%%
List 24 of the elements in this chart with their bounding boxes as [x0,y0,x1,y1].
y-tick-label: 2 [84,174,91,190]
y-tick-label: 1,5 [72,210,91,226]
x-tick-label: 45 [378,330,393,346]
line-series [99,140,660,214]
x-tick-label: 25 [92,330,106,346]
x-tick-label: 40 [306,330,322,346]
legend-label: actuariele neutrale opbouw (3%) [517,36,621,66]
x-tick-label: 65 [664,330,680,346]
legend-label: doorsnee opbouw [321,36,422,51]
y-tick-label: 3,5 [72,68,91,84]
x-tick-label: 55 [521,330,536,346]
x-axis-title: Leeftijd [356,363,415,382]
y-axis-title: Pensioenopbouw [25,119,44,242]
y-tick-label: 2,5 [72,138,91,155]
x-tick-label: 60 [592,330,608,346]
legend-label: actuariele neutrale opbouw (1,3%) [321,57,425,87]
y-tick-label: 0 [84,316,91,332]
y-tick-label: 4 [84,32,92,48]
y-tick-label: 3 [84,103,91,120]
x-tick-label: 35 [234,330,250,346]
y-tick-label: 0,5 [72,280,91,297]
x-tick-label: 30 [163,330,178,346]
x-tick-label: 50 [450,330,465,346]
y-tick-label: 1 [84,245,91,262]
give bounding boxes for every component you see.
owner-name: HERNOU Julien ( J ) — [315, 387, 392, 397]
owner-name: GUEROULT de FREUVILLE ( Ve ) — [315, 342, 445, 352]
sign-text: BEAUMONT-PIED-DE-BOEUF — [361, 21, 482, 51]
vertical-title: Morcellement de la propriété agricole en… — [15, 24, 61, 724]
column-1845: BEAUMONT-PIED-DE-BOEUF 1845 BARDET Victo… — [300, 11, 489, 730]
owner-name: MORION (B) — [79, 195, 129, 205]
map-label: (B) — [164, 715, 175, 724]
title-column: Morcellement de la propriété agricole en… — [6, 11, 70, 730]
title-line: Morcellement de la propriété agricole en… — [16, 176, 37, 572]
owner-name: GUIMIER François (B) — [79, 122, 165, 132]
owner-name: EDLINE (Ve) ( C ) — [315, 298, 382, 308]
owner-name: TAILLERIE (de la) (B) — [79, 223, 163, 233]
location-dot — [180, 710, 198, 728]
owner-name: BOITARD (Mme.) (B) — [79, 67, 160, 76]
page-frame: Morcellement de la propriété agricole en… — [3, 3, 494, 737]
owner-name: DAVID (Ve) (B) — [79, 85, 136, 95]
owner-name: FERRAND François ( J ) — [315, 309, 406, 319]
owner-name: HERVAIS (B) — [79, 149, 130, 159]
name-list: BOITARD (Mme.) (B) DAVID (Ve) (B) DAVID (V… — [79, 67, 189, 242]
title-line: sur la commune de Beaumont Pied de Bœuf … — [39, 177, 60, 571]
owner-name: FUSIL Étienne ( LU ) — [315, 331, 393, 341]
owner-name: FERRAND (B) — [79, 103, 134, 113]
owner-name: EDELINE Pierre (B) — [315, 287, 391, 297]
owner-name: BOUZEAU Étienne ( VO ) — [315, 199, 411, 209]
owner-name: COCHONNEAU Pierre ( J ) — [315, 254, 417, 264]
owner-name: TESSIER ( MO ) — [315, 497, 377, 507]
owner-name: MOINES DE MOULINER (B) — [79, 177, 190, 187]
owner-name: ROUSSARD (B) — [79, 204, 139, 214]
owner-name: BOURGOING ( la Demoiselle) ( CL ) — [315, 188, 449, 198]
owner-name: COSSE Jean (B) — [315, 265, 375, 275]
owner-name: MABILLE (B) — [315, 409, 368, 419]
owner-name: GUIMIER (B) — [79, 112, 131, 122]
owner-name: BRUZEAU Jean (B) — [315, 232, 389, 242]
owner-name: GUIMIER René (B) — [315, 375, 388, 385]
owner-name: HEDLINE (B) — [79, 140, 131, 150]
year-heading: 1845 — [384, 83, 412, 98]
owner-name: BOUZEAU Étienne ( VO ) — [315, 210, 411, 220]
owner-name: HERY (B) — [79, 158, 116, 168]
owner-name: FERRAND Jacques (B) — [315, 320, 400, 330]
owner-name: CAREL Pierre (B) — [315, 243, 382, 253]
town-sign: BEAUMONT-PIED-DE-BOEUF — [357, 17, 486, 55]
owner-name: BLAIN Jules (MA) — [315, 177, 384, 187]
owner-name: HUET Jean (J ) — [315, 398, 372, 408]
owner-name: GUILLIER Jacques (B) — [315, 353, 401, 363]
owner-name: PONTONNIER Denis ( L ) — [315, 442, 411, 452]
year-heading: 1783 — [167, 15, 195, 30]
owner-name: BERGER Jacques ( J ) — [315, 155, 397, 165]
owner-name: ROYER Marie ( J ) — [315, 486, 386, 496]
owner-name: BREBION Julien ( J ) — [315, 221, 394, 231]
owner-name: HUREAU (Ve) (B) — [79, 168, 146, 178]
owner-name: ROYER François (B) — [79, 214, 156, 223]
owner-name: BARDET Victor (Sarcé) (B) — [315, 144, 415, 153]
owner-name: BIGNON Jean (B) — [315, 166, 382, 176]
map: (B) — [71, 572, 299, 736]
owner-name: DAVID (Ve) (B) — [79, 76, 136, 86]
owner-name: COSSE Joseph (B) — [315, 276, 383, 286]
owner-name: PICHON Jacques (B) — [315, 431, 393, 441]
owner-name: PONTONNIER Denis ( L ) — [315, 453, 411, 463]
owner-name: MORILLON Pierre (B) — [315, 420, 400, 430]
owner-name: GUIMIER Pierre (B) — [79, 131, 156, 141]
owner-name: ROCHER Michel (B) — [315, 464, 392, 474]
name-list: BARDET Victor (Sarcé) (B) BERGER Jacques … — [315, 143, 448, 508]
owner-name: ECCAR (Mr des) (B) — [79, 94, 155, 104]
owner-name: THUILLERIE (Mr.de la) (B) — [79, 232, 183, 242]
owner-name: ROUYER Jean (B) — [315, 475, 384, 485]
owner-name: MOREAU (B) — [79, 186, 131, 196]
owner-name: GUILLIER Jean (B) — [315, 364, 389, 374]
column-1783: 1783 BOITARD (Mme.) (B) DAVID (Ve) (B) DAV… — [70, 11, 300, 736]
%%
_WRITTEN INSTRUCTION_: Rewrite everything from the first line of the data down to the line containing "x-tick-label: 60 [592,330,608,346]" as a numbered list, and leave out any blank lines.

_WRITTEN RESPONSE_:
1. List 24 of the elements in this chart with their bounding boxes as [x0,y0,x1,y1].
2. y-tick-label: 2 [84,174,91,190]
3. y-tick-label: 1,5 [72,210,91,226]
4. x-tick-label: 45 [378,330,393,346]
5. line-series [99,140,660,214]
6. x-tick-label: 25 [92,330,106,346]
7. x-tick-label: 40 [306,330,322,346]
8. legend-label: actuariele neutrale opbouw (3%) [517,36,621,66]
9. x-tick-label: 65 [664,330,680,346]
10. legend-label: doorsnee opbouw [321,36,422,51]
11. y-tick-label: 3,5 [72,68,91,84]
12. x-tick-label: 55 [521,330,536,346]
13. x-axis-title: Leeftijd [356,363,415,382]
14. y-axis-title: Pensioenopbouw [25,119,44,242]
15. y-tick-label: 2,5 [72,138,91,155]
16. x-tick-label: 60 [592,330,608,346]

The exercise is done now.